SET EXERCISE:
For the data below, report the number of lines that contain the string "camera" and nothing else.

§

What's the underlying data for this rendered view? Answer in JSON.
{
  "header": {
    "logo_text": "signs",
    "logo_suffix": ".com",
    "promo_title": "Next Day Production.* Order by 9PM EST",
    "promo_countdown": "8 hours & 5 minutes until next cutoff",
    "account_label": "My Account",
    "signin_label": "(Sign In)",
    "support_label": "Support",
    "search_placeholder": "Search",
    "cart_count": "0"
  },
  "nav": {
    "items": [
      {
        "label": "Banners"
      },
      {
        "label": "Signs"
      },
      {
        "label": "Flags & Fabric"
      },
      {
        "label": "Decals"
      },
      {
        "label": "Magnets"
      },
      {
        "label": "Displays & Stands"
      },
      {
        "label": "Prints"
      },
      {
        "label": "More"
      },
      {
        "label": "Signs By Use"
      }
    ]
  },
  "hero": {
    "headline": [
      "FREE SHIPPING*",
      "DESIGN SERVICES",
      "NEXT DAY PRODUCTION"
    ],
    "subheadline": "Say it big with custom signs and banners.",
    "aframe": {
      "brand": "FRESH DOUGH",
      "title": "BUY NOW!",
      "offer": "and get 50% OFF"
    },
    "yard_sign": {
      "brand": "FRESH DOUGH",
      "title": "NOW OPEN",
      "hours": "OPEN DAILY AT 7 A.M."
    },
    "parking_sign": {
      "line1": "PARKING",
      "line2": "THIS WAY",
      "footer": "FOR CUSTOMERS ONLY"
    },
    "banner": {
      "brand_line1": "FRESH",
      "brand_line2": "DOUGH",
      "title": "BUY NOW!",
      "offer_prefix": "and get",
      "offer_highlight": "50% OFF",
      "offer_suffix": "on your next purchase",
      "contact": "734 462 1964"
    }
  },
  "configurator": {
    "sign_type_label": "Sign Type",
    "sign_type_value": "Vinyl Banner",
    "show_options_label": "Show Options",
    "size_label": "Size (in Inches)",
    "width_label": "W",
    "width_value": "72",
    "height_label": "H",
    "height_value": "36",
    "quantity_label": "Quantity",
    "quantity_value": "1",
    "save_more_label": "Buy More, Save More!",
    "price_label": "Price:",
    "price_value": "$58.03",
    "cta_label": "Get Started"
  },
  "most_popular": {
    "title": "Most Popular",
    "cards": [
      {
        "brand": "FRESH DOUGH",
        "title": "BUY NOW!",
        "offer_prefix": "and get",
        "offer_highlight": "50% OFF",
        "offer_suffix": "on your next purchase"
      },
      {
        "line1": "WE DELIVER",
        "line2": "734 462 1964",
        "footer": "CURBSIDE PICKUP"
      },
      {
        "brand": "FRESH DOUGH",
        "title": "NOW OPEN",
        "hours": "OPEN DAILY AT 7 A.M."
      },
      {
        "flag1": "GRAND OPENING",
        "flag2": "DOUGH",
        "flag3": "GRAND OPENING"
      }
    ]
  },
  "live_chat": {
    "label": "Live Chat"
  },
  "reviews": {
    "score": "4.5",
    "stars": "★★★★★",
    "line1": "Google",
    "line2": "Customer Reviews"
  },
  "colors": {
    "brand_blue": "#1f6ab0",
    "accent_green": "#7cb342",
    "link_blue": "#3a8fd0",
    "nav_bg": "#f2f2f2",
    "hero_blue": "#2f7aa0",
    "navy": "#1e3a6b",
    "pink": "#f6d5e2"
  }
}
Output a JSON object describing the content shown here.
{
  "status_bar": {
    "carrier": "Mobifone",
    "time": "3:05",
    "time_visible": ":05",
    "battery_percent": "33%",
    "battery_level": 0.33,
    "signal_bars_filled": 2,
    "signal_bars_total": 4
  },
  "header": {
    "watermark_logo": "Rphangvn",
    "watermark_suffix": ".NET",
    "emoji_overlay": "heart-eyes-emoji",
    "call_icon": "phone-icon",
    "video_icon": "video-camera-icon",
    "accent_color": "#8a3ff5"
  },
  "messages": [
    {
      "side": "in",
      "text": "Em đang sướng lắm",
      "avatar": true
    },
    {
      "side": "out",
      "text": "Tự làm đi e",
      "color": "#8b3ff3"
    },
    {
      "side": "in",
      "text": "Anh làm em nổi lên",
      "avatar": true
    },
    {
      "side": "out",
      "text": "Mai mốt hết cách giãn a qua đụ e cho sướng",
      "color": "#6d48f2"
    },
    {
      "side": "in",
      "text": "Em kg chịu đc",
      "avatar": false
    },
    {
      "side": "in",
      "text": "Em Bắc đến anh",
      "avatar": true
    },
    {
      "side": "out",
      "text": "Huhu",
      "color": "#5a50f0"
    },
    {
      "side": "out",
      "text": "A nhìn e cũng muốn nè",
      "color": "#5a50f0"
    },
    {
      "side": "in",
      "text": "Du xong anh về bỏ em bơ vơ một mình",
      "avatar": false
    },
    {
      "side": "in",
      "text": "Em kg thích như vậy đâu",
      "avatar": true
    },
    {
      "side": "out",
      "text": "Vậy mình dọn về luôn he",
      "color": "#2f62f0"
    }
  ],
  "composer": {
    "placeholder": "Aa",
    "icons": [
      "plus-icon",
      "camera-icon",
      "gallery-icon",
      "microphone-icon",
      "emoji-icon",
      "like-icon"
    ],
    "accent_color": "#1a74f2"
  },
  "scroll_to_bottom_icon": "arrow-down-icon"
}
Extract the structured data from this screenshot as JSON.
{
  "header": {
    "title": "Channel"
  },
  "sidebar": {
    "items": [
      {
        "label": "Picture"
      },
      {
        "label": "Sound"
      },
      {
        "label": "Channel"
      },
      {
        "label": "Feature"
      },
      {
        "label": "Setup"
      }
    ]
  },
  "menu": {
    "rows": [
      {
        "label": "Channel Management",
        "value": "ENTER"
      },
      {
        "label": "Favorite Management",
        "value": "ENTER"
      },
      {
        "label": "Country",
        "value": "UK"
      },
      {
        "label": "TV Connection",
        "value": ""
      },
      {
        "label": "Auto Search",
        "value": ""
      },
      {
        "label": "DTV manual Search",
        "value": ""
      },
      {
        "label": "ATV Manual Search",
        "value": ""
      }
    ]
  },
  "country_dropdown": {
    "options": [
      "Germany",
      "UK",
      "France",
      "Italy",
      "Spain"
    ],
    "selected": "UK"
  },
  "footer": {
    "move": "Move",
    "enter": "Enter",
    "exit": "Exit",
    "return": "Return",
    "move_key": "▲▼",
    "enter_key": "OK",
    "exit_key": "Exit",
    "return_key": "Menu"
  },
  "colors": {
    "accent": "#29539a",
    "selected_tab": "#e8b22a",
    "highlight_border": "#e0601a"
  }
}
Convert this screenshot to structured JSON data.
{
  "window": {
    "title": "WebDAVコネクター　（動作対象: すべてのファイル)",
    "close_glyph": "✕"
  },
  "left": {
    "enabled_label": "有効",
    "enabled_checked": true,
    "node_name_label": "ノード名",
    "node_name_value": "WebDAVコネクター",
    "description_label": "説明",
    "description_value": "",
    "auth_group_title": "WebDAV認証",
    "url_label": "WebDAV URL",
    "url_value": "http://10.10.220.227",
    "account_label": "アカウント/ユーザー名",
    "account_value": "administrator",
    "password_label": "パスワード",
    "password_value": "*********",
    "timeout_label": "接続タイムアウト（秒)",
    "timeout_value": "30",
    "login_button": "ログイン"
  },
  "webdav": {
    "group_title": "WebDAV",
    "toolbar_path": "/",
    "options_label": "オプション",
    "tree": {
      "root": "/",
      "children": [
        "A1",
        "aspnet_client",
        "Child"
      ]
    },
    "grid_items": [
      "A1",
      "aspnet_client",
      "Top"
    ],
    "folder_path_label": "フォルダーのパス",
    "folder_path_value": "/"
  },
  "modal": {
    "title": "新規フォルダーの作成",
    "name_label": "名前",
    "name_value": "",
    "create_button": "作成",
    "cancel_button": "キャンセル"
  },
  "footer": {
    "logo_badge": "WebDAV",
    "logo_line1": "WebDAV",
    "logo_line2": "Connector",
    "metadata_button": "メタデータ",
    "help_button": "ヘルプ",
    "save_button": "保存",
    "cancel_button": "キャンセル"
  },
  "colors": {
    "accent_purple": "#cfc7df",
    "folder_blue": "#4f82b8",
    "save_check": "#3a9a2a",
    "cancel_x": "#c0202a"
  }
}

§

SOLUTION TO THIS TASK:
2